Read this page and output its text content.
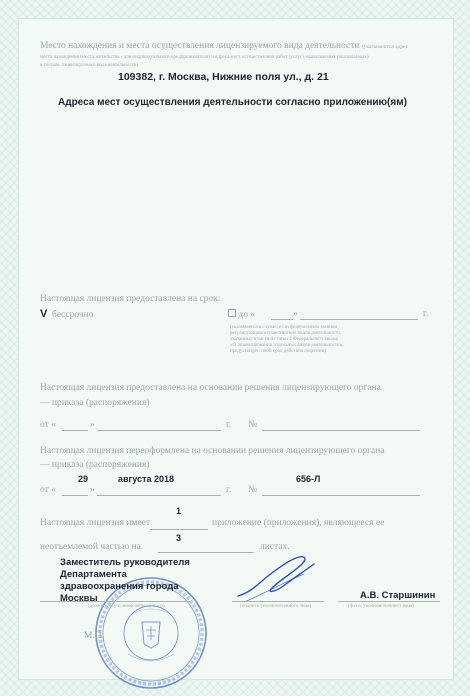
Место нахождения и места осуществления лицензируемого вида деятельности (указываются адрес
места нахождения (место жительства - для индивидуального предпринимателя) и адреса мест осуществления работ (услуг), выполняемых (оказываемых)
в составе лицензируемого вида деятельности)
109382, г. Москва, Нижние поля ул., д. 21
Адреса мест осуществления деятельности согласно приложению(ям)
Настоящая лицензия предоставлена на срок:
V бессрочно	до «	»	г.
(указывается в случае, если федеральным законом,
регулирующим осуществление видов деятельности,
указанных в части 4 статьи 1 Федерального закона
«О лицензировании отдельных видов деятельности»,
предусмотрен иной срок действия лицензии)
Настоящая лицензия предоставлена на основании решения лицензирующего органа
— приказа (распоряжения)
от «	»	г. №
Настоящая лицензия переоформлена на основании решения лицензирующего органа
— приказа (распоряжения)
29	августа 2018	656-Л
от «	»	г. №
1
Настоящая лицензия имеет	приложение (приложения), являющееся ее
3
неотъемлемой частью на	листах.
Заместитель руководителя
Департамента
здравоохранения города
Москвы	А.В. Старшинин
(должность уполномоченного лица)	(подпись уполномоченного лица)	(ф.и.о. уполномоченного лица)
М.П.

----------

■ EXERCISE REQUIREMENTS
Quote the preceding listing precisely and completely, omitting its images.

■ WRITTEN ANSWER
Read this page and output its text content.
Место нахождения и места осуществления лицензируемого вида деятельности (указываются адрес
места нахождения (место жительства - для индивидуального предпринимателя) и адреса мест осуществления работ (услуг), выполняемых (оказываемых)
в составе лицензируемого вида деятельности)
109382, г. Москва, Нижние поля ул., д. 21
Адреса мест осуществления деятельности согласно приложению(ям)
Настоящая лицензия предоставлена на срок:
V бессрочно	до «	»	г.
(указывается в случае, если федеральным законом,
регулирующим осуществление видов деятельности,
указанных в части 4 статьи 1 Федерального закона
«О лицензировании отдельных видов деятельности»,
предусмотрен иной срок действия лицензии)
Настоящая лицензия предоставлена на основании решения лицензирующего органа
— приказа (распоряжения)
от «	»	г. №
Настоящая лицензия переоформлена на основании решения лицензирующего органа
— приказа (распоряжения)
29	августа 2018	656-Л
от «	»	г. №
1
Настоящая лицензия имеет	приложение (приложения), являющееся ее
3
неотъемлемой частью на	листах.
Заместитель руководителя
Департамента
здравоохранения города
Москвы	А.В. Старшинин
(должность уполномоченного лица)	(подпись уполномоченного лица)	(ф.и.о. уполномоченного лица)
М.П.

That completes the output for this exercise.